A run of records
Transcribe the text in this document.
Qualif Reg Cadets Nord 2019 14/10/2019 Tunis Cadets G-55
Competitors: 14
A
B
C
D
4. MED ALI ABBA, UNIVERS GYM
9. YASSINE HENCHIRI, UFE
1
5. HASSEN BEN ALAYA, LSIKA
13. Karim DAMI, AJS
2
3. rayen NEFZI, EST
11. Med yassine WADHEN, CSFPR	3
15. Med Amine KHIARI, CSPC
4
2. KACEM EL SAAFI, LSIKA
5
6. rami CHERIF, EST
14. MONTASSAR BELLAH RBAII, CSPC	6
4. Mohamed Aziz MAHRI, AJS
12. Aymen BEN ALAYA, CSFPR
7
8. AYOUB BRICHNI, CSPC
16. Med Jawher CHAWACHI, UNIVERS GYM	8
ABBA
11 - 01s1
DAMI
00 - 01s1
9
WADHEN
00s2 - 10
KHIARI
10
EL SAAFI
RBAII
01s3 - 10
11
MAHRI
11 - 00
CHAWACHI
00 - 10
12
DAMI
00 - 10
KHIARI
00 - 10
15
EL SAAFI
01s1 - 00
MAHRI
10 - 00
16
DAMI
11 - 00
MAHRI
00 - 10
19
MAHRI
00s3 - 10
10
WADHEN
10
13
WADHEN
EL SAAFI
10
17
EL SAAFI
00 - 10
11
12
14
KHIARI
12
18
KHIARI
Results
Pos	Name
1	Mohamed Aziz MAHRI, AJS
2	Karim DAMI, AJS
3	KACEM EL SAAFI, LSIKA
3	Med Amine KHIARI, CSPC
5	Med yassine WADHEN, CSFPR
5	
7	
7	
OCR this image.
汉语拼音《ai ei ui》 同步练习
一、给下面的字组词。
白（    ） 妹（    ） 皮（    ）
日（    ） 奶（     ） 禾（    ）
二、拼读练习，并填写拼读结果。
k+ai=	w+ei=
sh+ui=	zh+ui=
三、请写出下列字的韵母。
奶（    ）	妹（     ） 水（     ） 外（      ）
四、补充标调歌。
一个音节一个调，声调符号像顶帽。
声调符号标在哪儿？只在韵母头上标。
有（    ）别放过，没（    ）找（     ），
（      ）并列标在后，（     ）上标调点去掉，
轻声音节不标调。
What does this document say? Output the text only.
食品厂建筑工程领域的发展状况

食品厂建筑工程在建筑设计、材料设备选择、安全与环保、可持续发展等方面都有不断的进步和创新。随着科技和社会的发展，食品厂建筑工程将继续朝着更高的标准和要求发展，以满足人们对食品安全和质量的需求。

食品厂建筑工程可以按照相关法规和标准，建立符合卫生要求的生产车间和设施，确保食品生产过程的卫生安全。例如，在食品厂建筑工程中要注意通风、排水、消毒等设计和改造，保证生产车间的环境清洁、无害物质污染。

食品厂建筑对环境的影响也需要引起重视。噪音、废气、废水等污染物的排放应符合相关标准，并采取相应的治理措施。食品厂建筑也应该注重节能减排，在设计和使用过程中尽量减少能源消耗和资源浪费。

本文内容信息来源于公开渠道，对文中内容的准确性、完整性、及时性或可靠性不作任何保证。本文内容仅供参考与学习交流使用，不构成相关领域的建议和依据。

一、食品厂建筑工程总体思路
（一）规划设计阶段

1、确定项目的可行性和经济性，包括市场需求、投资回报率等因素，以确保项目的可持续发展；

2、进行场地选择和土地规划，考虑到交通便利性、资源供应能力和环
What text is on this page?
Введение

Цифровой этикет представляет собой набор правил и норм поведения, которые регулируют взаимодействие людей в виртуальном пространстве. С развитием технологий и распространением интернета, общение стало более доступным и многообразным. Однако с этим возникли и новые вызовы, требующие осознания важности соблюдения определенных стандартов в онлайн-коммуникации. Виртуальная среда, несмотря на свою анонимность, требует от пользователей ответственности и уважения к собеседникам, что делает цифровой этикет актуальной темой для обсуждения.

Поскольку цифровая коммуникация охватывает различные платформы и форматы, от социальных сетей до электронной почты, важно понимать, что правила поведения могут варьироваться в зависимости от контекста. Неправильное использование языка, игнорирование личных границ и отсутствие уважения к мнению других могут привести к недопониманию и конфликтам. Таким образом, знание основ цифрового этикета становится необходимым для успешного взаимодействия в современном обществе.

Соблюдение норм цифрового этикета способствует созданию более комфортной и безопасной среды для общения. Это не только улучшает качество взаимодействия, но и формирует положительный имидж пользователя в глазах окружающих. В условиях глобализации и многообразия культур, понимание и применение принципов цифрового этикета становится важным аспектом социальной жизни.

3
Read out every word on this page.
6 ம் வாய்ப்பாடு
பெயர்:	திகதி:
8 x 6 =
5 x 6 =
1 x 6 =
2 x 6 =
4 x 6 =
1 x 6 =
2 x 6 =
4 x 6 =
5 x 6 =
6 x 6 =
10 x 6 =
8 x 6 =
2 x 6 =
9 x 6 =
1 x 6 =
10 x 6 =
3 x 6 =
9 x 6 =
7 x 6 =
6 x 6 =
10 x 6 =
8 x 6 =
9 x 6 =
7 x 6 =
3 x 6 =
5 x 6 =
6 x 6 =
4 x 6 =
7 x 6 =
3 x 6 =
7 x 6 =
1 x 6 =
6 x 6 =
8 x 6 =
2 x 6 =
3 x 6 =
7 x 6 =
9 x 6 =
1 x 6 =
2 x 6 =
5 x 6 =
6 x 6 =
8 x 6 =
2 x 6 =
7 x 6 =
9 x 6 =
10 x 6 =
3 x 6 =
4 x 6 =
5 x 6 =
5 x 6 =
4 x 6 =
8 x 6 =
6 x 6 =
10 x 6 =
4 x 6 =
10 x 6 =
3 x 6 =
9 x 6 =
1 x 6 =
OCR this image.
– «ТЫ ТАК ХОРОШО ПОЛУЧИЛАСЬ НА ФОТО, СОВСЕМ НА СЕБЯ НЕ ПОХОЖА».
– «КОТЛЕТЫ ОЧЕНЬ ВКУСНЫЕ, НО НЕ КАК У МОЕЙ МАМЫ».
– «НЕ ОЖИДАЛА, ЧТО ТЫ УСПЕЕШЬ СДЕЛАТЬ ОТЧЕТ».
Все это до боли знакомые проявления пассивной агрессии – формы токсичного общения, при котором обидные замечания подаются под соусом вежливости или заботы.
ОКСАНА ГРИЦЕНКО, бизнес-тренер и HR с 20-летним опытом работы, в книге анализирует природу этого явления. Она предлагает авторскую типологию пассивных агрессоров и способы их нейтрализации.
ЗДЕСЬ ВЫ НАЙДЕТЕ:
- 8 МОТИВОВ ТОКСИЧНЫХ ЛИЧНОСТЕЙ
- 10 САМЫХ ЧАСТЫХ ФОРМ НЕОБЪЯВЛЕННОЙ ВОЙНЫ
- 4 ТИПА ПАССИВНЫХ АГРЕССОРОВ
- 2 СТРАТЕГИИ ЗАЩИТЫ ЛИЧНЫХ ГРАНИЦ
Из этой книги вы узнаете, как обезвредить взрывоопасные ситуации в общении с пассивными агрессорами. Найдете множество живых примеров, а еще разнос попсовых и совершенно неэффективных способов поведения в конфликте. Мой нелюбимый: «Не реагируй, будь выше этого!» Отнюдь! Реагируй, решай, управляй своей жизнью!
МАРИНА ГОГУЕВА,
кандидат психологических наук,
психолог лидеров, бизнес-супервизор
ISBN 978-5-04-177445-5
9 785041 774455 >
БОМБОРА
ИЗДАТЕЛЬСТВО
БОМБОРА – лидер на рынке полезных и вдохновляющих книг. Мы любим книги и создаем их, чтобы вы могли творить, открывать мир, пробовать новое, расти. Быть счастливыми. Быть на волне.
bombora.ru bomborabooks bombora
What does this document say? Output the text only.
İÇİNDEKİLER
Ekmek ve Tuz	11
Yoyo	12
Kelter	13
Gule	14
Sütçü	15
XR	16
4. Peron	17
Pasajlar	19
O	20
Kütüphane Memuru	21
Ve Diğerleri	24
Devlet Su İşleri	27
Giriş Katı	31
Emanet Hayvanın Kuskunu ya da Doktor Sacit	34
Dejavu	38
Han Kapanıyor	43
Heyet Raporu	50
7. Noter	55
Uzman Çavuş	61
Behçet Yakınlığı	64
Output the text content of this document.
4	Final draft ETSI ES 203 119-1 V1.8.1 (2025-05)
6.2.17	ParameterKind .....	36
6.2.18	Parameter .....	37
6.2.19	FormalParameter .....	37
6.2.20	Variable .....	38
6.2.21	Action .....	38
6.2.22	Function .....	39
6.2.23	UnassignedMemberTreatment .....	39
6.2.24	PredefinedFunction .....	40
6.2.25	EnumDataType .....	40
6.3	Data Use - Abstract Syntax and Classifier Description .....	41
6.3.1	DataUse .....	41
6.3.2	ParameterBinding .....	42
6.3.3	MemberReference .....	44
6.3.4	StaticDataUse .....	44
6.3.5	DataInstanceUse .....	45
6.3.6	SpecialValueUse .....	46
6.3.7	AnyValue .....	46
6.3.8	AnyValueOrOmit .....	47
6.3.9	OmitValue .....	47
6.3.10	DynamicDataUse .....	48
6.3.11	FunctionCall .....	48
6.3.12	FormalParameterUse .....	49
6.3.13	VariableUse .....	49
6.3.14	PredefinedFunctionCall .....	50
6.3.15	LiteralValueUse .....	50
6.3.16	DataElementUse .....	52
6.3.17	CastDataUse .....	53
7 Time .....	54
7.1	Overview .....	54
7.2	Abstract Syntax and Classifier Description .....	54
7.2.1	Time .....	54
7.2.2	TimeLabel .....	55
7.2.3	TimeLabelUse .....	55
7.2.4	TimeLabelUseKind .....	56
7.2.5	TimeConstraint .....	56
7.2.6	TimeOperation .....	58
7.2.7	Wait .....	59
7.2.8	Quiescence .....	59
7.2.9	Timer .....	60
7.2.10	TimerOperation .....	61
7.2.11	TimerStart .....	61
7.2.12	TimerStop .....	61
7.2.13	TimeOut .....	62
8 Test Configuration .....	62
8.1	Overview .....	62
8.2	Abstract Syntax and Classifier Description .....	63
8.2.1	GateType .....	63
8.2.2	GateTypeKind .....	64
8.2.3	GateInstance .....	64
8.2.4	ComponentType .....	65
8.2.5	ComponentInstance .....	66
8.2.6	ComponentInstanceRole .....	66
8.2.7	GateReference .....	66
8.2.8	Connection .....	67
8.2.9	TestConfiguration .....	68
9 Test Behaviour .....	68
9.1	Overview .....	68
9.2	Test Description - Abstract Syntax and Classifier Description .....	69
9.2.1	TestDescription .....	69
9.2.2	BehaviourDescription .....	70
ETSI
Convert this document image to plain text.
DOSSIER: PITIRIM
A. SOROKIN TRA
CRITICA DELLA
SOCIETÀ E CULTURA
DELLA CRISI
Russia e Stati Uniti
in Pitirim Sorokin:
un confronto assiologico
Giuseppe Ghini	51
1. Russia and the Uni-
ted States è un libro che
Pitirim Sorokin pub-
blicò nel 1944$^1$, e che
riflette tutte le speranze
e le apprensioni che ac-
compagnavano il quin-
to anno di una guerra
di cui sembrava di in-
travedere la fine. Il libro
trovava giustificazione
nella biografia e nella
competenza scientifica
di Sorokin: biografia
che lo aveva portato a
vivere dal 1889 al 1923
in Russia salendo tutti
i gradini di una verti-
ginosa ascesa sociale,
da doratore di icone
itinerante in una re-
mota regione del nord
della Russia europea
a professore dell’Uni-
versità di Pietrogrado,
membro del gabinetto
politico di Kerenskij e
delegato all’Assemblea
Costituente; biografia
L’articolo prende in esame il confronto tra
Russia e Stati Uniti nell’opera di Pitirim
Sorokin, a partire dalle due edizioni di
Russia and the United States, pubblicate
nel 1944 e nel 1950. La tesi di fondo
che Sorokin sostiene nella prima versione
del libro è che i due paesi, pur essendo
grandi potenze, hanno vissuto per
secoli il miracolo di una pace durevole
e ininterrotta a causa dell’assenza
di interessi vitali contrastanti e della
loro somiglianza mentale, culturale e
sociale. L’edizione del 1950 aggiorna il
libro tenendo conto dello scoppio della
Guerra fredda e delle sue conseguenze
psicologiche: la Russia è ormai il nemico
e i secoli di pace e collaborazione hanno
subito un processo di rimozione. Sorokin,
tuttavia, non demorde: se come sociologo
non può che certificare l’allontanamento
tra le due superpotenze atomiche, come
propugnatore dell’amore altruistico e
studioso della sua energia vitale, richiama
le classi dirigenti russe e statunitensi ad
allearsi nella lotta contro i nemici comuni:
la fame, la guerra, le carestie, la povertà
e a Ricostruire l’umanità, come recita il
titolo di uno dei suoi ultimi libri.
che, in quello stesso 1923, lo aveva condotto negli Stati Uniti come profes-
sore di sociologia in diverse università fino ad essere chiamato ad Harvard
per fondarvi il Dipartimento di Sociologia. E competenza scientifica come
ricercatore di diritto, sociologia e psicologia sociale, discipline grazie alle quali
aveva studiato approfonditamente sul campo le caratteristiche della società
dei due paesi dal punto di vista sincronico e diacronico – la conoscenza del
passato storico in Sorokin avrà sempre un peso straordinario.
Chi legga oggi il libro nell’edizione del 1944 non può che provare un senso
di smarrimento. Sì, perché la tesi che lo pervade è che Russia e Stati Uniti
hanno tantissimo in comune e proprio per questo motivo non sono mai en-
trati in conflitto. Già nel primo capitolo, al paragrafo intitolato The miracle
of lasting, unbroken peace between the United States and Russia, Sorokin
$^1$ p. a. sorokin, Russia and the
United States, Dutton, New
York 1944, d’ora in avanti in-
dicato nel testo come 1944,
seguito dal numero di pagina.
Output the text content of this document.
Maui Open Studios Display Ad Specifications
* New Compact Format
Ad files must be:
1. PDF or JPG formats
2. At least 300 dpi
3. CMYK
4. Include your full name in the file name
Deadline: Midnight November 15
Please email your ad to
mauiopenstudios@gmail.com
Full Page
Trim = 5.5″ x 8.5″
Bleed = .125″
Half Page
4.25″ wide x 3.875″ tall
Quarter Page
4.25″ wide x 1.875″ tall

▸ **DIRECTIONS**
Using the listing above, locate the lines that hold "Mohamed" and copy each one.

▸ **RESPONSE**
4. Mohamed Aziz MAHRI, AJS
1	Mohamed Aziz MAHRI, AJS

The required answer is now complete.